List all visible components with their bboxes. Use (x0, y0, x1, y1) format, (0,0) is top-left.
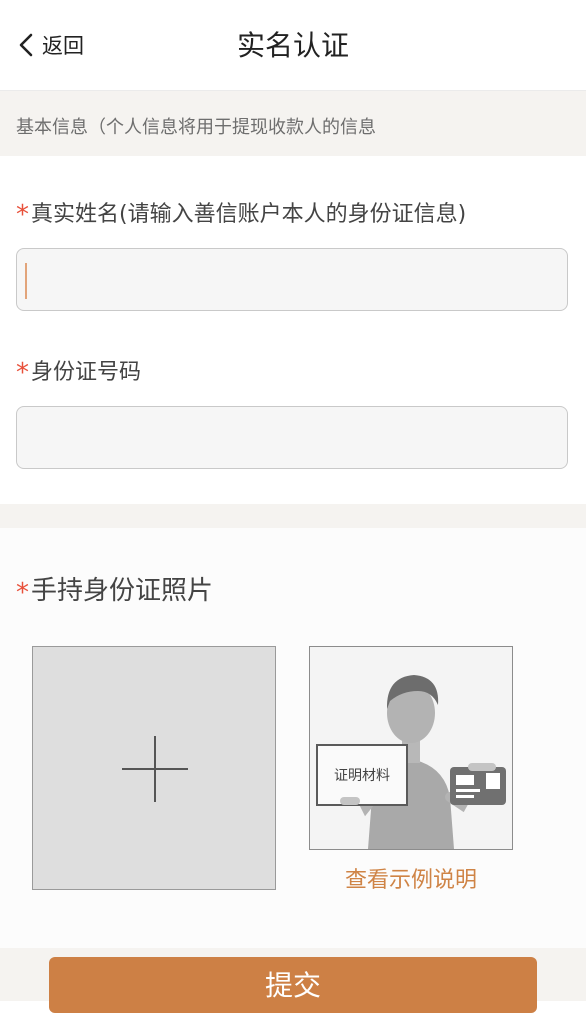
required-mark: * (16, 578, 29, 608)
info-text: 基本信息（个人信息将用于提现收款人的信息 (16, 117, 376, 138)
section-divider (0, 504, 586, 528)
page-title: 实名认证 (236, 29, 349, 62)
id-number-input[interactable] (16, 406, 568, 469)
person-holding-id-illustration: 证明材料 (316, 675, 506, 849)
photo-label-text: 手持身份证照片 (31, 576, 214, 606)
name-field-label: *真实姓名(请输入善信账户本人的身份证信息) (16, 196, 466, 230)
info-section-header: 基本信息（个人信息将用于提现收款人的信息 (0, 91, 586, 156)
name-label-text: 真实姓名(请输入善信账户本人的身份证信息) (31, 202, 467, 227)
submit-button[interactable]: 提交 (49, 957, 537, 1013)
id-label-text: 身份证号码 (31, 360, 142, 385)
required-mark: * (16, 358, 29, 388)
navbar: 返回 实名认证 (0, 0, 586, 91)
id-field-label: *身份证号码 (16, 354, 141, 388)
text-cursor (25, 263, 27, 299)
plus-icon-bar (122, 768, 188, 770)
real-name-input[interactable] (16, 248, 568, 311)
view-example-link[interactable]: 查看示例说明 (309, 862, 513, 894)
basic-info-form: *真实姓名(请输入善信账户本人的身份证信息) *身份证号码 (0, 156, 586, 504)
required-mark: * (16, 200, 29, 230)
footer: 提交 (0, 948, 586, 1013)
example-photo: 证明材料 (309, 646, 513, 850)
photo-field-label: *手持身份证照片 (16, 570, 213, 608)
example-card-text: 证明材料 (334, 768, 390, 784)
photo-upload-button[interactable] (32, 646, 276, 890)
id-photo-section: *手持身份证照片 证明材料 查看示例说明 (0, 528, 586, 948)
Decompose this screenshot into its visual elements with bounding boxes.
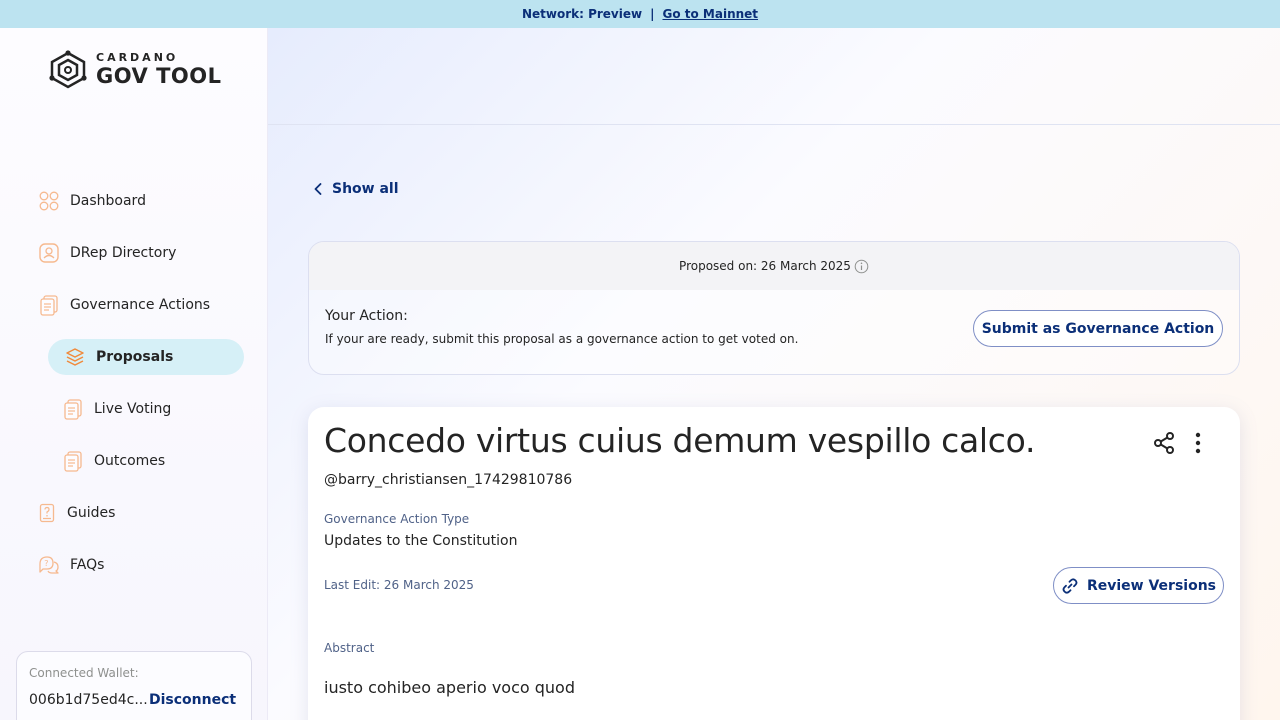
sidebar-item-outcomes[interactable]: Outcomes xyxy=(62,443,165,479)
faqs-icon: ? xyxy=(38,554,60,576)
sidebar-item-dashboard[interactable]: Dashboard xyxy=(38,183,146,219)
dashboard-icon xyxy=(38,190,60,212)
last-edit-date: Last Edit: 26 March 2025 xyxy=(324,578,474,592)
review-versions-button[interactable]: Review Versions xyxy=(1053,567,1224,604)
sidebar-item-label: Guides xyxy=(67,505,116,521)
your-action-subtitle: If your are ready, submit this proposal … xyxy=(325,332,799,346)
abstract-label: Abstract xyxy=(324,641,375,655)
sidebar-item-proposals[interactable]: Proposals xyxy=(48,339,244,375)
show-all-label: Show all xyxy=(332,181,399,197)
logo-line-2: GOV TOOL xyxy=(96,64,222,88)
proposed-on-bar: Proposed on: 26 March 2025 xyxy=(309,242,1239,290)
logo-line-1: CARDANO xyxy=(96,51,179,64)
proposed-on-date: Proposed on: 26 March 2025 xyxy=(679,259,851,273)
sidebar-item-label: Proposals xyxy=(96,349,174,365)
cardano-govtool-logo[interactable]: CARDANO GOV TOOL xyxy=(46,50,222,90)
show-all-link[interactable]: Show all xyxy=(314,181,399,197)
sidebar-item-label: Outcomes xyxy=(94,453,166,469)
sidebar-item-drep-directory[interactable]: DRep Directory xyxy=(38,235,176,271)
review-versions-label: Review Versions xyxy=(1086,577,1217,594)
main-content: Show all Proposed on: 26 March 2025 Your… xyxy=(268,28,1280,720)
sidebar: CARDANO GOV TOOL Dashboard DRep Director… xyxy=(0,28,268,720)
governance-action-type-value: Updates to the Constitution xyxy=(324,533,518,549)
wallet-label: Connected Wallet: xyxy=(29,666,139,680)
proposals-icon xyxy=(64,346,86,368)
sidebar-item-faqs[interactable]: ? FAQs xyxy=(38,547,104,583)
outcomes-icon xyxy=(62,450,84,472)
submit-button-label: Submit as Governance Action xyxy=(981,320,1215,337)
banner-separator: | xyxy=(650,7,655,21)
sidebar-item-label: Live Voting xyxy=(94,401,172,417)
your-action-title: Your Action: xyxy=(325,308,408,324)
governance-action-type-label: Governance Action Type xyxy=(324,512,470,526)
svg-text:?: ? xyxy=(44,559,48,568)
submit-as-governance-action-button[interactable]: Submit as Governance Action xyxy=(973,310,1223,347)
info-icon[interactable] xyxy=(854,259,869,274)
proposal-card: Concedo virtus cuius demum vespillo calc… xyxy=(308,407,1240,720)
link-icon xyxy=(1062,577,1078,594)
sidebar-item-label: DRep Directory xyxy=(70,245,177,261)
abstract-value: iusto cohibeo aperio voco quod xyxy=(324,678,575,697)
live-voting-icon xyxy=(62,398,84,420)
governance-actions-icon xyxy=(38,294,60,316)
drep-directory-icon xyxy=(38,242,60,264)
disconnect-button[interactable]: Disconnect xyxy=(149,692,236,708)
sidebar-item-label: FAQs xyxy=(70,557,105,573)
wallet-address: 006b1d75ed4c... xyxy=(29,692,148,708)
share-icon[interactable] xyxy=(1152,431,1176,459)
network-label: Network: Preview xyxy=(521,7,643,21)
proposal-author: @barry_christiansen_17429810786 xyxy=(324,472,573,488)
network-banner: Network: Preview | Go to Mainnet xyxy=(0,0,1280,28)
cardano-logo-icon xyxy=(49,50,87,89)
connected-wallet-card: Connected Wallet: 006b1d75ed4c... Discon… xyxy=(16,651,252,720)
sidebar-item-live-voting[interactable]: Live Voting xyxy=(62,391,171,427)
go-to-mainnet-link[interactable]: Go to Mainnet xyxy=(662,7,758,21)
sidebar-item-label: Governance Actions xyxy=(70,297,211,313)
top-header xyxy=(268,28,1280,125)
sidebar-item-label: Dashboard xyxy=(70,193,146,209)
sidebar-item-guides[interactable]: Guides xyxy=(38,495,115,531)
proposal-title: Concedo virtus cuius demum vespillo calc… xyxy=(324,421,1036,460)
chevron-left-icon xyxy=(314,183,322,195)
your-action-card: Proposed on: 26 March 2025 Your Action: … xyxy=(308,241,1240,375)
guides-icon xyxy=(38,502,56,524)
sidebar-item-governance-actions[interactable]: Governance Actions xyxy=(38,287,210,323)
more-options-icon[interactable] xyxy=(1194,431,1202,459)
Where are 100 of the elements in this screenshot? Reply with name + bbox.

* _Description of the task_
Copy out unchanged every line from the one containing "required-mark: * (16, 578, 29, 608)" down to the one containing "required-mark: * (16, 358, 29, 388)", both included.

* _Response below_
required-mark: * (16, 578, 29, 608)
info-text: 基本信息（个人信息将用于提现收款人的信息 (16, 117, 376, 138)
section-divider (0, 504, 586, 528)
page-title: 实名认证 (236, 29, 349, 62)
id-number-input[interactable] (16, 406, 568, 469)
person-holding-id-illustration: 证明材料 (316, 675, 506, 849)
photo-label-text: 手持身份证照片 (31, 576, 214, 606)
name-field-label: *真实姓名(请输入善信账户本人的身份证信息) (16, 196, 466, 230)
info-section-header: 基本信息（个人信息将用于提现收款人的信息 (0, 91, 586, 156)
name-label-text: 真实姓名(请输入善信账户本人的身份证信息) (31, 202, 467, 227)
submit-button[interactable]: 提交 (49, 957, 537, 1013)
id-label-text: 身份证号码 (31, 360, 142, 385)
required-mark: * (16, 358, 29, 388)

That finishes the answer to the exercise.